[START Supplied material]

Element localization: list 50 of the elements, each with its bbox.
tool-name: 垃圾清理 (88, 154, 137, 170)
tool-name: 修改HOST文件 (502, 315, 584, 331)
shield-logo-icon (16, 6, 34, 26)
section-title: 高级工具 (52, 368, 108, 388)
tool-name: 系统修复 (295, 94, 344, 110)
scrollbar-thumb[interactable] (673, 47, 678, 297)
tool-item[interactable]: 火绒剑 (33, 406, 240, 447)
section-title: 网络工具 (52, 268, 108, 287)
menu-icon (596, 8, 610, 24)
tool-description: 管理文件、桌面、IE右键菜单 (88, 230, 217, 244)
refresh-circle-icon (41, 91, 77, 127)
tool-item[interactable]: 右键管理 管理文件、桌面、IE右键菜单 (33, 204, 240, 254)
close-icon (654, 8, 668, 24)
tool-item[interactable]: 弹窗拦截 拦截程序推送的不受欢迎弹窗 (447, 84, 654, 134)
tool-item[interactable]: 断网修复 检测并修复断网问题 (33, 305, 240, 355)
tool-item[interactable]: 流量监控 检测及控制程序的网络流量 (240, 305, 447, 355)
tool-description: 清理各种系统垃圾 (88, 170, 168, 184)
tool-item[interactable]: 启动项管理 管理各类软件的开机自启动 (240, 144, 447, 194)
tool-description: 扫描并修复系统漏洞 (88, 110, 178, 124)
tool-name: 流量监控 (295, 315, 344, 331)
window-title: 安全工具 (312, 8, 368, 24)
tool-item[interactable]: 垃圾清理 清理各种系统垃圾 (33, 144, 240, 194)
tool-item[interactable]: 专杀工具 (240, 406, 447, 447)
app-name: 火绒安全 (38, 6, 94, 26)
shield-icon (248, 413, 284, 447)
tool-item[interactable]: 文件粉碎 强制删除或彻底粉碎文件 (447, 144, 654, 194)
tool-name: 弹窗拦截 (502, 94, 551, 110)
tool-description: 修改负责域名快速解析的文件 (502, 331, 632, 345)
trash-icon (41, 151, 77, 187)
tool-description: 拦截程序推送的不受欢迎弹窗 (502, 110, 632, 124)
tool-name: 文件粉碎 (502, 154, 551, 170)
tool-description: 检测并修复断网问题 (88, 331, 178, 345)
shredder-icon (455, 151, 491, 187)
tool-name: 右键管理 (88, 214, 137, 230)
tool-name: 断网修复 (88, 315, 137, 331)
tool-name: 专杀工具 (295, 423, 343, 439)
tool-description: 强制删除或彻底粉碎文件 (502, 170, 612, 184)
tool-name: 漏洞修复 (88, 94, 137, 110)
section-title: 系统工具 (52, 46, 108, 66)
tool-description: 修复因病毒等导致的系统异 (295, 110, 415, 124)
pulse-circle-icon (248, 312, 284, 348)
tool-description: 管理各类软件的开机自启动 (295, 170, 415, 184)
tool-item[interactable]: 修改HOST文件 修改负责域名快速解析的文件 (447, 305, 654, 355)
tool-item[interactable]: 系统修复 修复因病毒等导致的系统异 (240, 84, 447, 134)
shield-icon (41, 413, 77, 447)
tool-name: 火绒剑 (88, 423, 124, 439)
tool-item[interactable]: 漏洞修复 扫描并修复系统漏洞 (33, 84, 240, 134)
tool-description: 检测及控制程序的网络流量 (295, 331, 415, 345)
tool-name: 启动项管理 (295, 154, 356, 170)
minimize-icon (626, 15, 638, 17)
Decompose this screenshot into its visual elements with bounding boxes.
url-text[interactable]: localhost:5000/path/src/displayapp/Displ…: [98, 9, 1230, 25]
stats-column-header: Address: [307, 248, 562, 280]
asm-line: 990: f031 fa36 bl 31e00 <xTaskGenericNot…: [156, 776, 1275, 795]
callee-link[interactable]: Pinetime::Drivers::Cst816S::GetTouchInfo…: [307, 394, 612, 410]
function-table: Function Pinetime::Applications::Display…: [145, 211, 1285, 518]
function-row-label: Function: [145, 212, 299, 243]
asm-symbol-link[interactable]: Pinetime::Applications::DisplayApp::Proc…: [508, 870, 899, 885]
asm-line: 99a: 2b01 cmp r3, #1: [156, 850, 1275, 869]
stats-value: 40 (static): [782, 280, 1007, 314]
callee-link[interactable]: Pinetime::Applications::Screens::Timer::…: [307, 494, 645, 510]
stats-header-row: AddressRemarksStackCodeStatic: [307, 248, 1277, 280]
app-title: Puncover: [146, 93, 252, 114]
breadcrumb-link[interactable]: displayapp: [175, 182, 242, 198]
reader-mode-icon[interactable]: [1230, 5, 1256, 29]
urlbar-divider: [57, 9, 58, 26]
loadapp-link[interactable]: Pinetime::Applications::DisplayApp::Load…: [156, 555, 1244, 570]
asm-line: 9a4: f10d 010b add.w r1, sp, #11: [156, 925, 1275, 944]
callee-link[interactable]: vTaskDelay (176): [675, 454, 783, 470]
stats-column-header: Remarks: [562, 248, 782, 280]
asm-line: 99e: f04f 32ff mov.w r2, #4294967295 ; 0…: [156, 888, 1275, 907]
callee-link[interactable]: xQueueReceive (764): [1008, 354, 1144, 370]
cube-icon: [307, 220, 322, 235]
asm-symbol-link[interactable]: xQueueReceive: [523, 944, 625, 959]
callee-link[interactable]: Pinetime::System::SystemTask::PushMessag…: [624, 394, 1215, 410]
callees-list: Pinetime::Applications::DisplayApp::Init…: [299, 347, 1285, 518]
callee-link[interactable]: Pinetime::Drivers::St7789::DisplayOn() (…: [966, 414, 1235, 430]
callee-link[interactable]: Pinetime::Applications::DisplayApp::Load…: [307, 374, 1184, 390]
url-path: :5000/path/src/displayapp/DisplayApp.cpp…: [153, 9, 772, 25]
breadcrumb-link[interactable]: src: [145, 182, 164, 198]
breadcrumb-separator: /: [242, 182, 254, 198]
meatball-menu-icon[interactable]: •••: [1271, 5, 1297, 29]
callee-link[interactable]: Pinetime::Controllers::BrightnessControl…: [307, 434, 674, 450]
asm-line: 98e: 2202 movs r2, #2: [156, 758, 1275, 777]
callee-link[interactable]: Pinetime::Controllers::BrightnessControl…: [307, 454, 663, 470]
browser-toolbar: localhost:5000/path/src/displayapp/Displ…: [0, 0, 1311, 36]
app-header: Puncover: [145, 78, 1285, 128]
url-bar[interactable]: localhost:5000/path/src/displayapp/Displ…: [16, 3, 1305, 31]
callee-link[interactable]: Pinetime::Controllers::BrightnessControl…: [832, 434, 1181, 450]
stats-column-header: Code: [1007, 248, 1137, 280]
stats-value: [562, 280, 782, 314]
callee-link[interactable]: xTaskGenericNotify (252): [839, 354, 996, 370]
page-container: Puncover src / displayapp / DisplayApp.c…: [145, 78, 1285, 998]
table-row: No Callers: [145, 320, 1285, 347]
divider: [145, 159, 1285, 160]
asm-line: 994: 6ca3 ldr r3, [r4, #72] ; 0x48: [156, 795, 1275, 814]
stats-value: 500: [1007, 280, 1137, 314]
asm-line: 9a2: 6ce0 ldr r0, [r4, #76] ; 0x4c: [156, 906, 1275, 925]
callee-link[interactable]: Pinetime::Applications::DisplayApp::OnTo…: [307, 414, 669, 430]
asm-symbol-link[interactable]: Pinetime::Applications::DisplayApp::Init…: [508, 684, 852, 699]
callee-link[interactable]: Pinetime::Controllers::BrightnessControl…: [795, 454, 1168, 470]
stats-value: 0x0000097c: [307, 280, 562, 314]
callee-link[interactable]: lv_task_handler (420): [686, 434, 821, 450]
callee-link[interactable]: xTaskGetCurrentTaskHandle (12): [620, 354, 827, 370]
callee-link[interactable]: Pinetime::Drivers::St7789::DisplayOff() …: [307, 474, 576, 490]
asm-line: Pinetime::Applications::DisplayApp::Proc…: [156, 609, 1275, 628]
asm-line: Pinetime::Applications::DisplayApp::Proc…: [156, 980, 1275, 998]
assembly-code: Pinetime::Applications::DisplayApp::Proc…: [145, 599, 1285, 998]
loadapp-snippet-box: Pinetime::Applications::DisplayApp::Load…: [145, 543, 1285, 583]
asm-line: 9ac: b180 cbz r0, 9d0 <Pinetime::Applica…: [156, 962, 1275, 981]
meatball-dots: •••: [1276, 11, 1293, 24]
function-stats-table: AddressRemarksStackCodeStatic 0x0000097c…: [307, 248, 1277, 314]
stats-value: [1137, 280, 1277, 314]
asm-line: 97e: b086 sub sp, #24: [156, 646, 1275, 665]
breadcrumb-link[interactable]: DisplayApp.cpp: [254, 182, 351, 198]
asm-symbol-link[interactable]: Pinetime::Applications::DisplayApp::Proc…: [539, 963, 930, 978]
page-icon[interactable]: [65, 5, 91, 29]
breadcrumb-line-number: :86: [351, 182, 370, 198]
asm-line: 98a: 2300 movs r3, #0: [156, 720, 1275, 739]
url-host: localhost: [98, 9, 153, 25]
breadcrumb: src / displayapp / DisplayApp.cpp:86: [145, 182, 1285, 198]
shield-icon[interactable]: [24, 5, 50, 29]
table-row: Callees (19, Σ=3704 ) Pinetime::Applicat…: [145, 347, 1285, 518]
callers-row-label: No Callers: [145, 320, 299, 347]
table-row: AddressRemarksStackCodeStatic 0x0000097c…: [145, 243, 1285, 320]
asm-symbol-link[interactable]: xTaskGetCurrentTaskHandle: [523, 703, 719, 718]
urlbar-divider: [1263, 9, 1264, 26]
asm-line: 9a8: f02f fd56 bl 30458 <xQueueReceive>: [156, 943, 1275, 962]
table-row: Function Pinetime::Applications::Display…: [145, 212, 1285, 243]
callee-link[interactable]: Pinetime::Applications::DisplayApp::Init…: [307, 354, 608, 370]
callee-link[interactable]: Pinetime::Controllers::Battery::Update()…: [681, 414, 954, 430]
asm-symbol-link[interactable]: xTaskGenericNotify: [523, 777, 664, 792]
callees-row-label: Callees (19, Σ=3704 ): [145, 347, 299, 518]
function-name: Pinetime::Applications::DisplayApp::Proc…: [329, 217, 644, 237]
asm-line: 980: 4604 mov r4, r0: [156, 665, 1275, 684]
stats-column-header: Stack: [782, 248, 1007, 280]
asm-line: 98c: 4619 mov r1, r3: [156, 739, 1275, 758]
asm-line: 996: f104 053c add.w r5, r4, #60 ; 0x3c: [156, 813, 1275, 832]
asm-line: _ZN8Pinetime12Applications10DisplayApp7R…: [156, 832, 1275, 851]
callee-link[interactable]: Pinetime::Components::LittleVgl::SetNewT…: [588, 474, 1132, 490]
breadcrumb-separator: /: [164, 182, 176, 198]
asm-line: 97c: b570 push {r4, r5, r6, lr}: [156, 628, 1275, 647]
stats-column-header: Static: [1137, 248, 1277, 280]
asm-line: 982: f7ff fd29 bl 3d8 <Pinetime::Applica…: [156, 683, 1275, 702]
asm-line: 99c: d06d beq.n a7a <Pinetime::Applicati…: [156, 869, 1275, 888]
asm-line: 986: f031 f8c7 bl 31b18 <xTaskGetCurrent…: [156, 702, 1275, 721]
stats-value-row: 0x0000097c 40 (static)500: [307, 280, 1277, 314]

[END Supplied material]

* Given problem: Reproduce the entries verbatim, from their first line up to and including the line containing "tool-item[interactable]: 弹窗拦截 拦截程序推送的不受欢迎弹窗".

* Written solution:
Element localization: list 50 of the elements, each with its bbox.
tool-name: 垃圾清理 (88, 154, 137, 170)
tool-name: 修改HOST文件 (502, 315, 584, 331)
shield-logo-icon (16, 6, 34, 26)
section-title: 高级工具 (52, 368, 108, 388)
tool-name: 系统修复 (295, 94, 344, 110)
scrollbar-thumb[interactable] (673, 47, 678, 297)
tool-item[interactable]: 火绒剑 (33, 406, 240, 447)
section-title: 网络工具 (52, 268, 108, 287)
menu-icon (596, 8, 610, 24)
tool-description: 管理文件、桌面、IE右键菜单 (88, 230, 217, 244)
refresh-circle-icon (41, 91, 77, 127)
tool-item[interactable]: 右键管理 管理文件、桌面、IE右键菜单 (33, 204, 240, 254)
close-icon (654, 8, 668, 24)
tool-item[interactable]: 弹窗拦截 拦截程序推送的不受欢迎弹窗 (447, 84, 654, 134)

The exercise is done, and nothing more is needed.